* **Description of the task**
Repeat every line of the listing below exactly, minus the pictures.

Collected data:
>>>>>
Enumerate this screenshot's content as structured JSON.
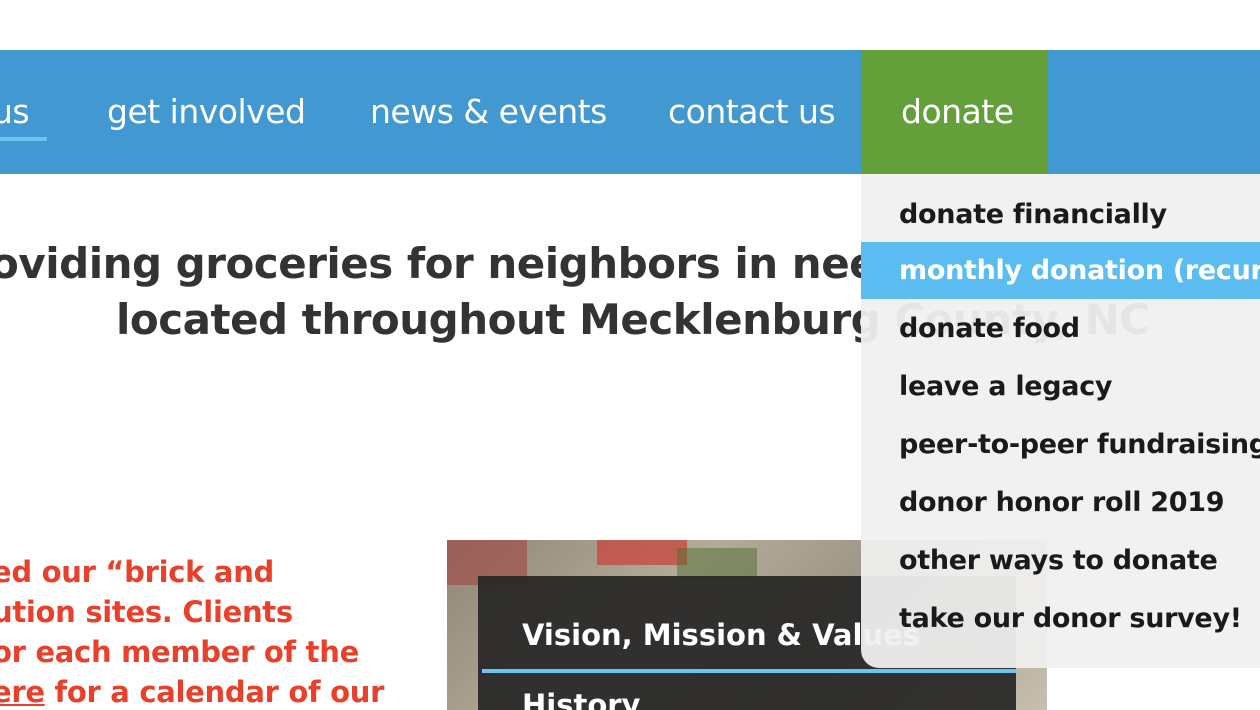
{
  "nav": {
    "about_label": "us",
    "get_involved_label": "get involved",
    "news_events_label": "news & events",
    "contact_label": "contact us",
    "donate_label": "donate"
  },
  "headline": {
    "line1": "oviding groceries for neighbors in need at",
    "line2": "located throughout Mecklenburg County, NC"
  },
  "intro_text": {
    "line1": "ed our “brick and",
    "line2": "ution sites. Clients",
    "line3": "or each member of the",
    "line4_link": "ere",
    "line4_rest": " for a calendar of our"
  },
  "about_submenu": {
    "items": [
      {
        "label": "Vision, Mission & Values"
      },
      {
        "label": "History"
      }
    ]
  },
  "donate_dropdown": {
    "items": [
      {
        "label": "donate financially"
      },
      {
        "label": "monthly donation (recurring)",
        "active": true
      },
      {
        "label": "donate food"
      },
      {
        "label": "leave a legacy"
      },
      {
        "label": "peer-to-peer fundraising"
      },
      {
        "label": "donor honor roll 2019"
      },
      {
        "label": "other ways to donate"
      },
      {
        "label": "take our donor survey!"
      }
    ]
  },
  "colors": {
    "nav_bg": "#4298d0",
    "donate_bg": "#63a03a",
    "active_item_bg": "#5bbcf2",
    "accent_underline": "#6cc4f3",
    "red_text": "#e8402a",
    "headline_text": "#333333"
  }
}
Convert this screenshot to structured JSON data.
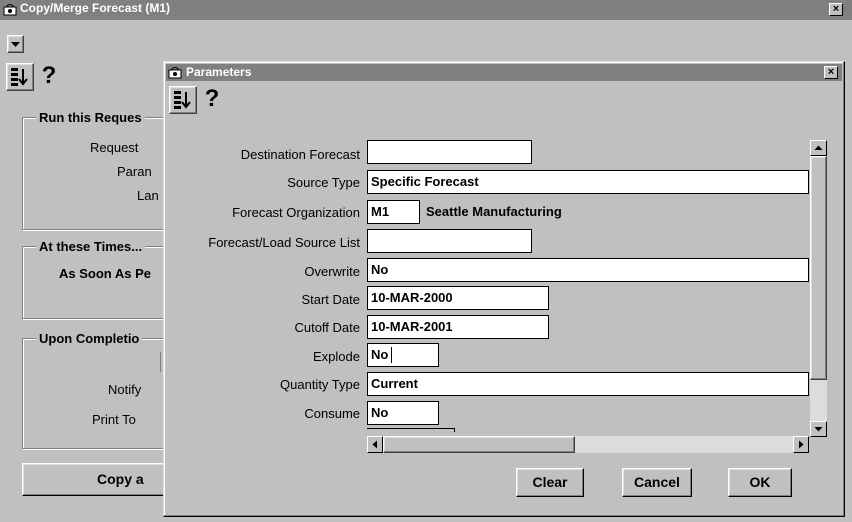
{
  "main_window": {
    "title": "Copy/Merge Forecast (M1)",
    "close_glyph": "×",
    "groups": {
      "run": {
        "title": "Run this Reques",
        "labels": [
          "Request",
          "Paran",
          "Lan"
        ]
      },
      "times": {
        "title": "At these Times...",
        "value": "As Soon As Pe"
      },
      "completion": {
        "title": "Upon Completio",
        "notify_label": "Notify",
        "print_label": "Print To"
      }
    },
    "copy_button": "Copy a"
  },
  "dialog": {
    "title": "Parameters",
    "close_glyph": "×",
    "help_glyph": "?",
    "fields": [
      {
        "label": "Destination Forecast",
        "value": ""
      },
      {
        "label": "Source Type",
        "value": "Specific Forecast"
      },
      {
        "label": "Forecast Organization",
        "value": "M1",
        "extra": "Seattle Manufacturing"
      },
      {
        "label": "Forecast/Load Source List",
        "value": ""
      },
      {
        "label": "Overwrite",
        "value": "No"
      },
      {
        "label": "Start Date",
        "value": "10-MAR-2000"
      },
      {
        "label": "Cutoff Date",
        "value": "10-MAR-2001"
      },
      {
        "label": "Explode",
        "value": "No"
      },
      {
        "label": "Quantity Type",
        "value": "Current"
      },
      {
        "label": "Consume",
        "value": "No"
      }
    ],
    "buttons": {
      "clear": "Clear",
      "cancel": "Cancel",
      "ok": "OK"
    }
  },
  "toolbar": {
    "help_glyph": "?"
  },
  "icons": [
    "app-icon",
    "list-of-values-icon",
    "help-icon",
    "close-icon",
    "dropdown-arrow-icon",
    "scroll-up-icon",
    "scroll-down-icon",
    "scroll-left-icon",
    "scroll-right-icon"
  ]
}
<<<<<
* **Response for this exercise**
Enumerate this screenshot's content as structured JSON.
{
  "nav": {
    "about_label": "us",
    "get_involved_label": "get involved",
    "news_events_label": "news & events",
    "contact_label": "contact us",
    "donate_label": "donate"
  },
  "headline": {
    "line1": "oviding groceries for neighbors in need at",
    "line2": "located throughout Mecklenburg County, NC"
  },
  "intro_text": {
    "line1": "ed our “brick and",
    "line2": "ution sites. Clients",
    "line3": "or each member of the",
    "line4_link": "ere",
    "line4_rest": " for a calendar of our"
  },
  "about_submenu": {
    "items": [
      {
        "label": "Vision, Mission & Values"
      },
      {
        "label": "History"
      }
    ]
  },
  "donate_dropdown": {
    "items": [
      {
        "label": "donate financially"
      },
      {
        "label": "monthly donation (recurring)",
        "active": true
      },
      {
        "label": "donate food"
      },
      {
        "label": "leave a legacy"
      },
      {
        "label": "peer-to-peer fundraising"
      },
      {
        "label": "donor honor roll 2019"
      },
      {
        "label": "other ways to donate"
      },
      {
        "label": "take our donor survey!"
      }
    ]
  },
  "colors": {
    "nav_bg": "#4298d0",
    "donate_bg": "#63a03a",
    "active_item_bg": "#5bbcf2",
    "accent_underline": "#6cc4f3",
    "red_text": "#e8402a",
    "headline_text": "#333333"
  }
}
Convert this screenshot to structured JSON data.
{
  "main_window": {
    "title": "Copy/Merge Forecast (M1)",
    "close_glyph": "×",
    "groups": {
      "run": {
        "title": "Run this Reques",
        "labels": [
          "Request",
          "Paran",
          "Lan"
        ]
      },
      "times": {
        "title": "At these Times...",
        "value": "As Soon As Pe"
      },
      "completion": {
        "title": "Upon Completio",
        "notify_label": "Notify",
        "print_label": "Print To"
      }
    },
    "copy_button": "Copy a"
  },
  "dialog": {
    "title": "Parameters",
    "close_glyph": "×",
    "help_glyph": "?",
    "fields": [
      {
        "label": "Destination Forecast",
        "value": ""
      },
      {
        "label": "Source Type",
        "value": "Specific Forecast"
      },
      {
        "label": "Forecast Organization",
        "value": "M1",
        "extra": "Seattle Manufacturing"
      },
      {
        "label": "Forecast/Load Source List",
        "value": ""
      },
      {
        "label": "Overwrite",
        "value": "No"
      },
      {
        "label": "Start Date",
        "value": "10-MAR-2000"
      },
      {
        "label": "Cutoff Date",
        "value": "10-MAR-2001"
      },
      {
        "label": "Explode",
        "value": "No"
      },
      {
        "label": "Quantity Type",
        "value": "Current"
      },
      {
        "label": "Consume",
        "value": "No"
      }
    ],
    "buttons": {
      "clear": "Clear",
      "cancel": "Cancel",
      "ok": "OK"
    }
  },
  "toolbar": {
    "help_glyph": "?"
  },
  "icons": [
    "app-icon",
    "list-of-values-icon",
    "help-icon",
    "close-icon",
    "dropdown-arrow-icon",
    "scroll-up-icon",
    "scroll-down-icon",
    "scroll-left-icon",
    "scroll-right-icon"
  ]
}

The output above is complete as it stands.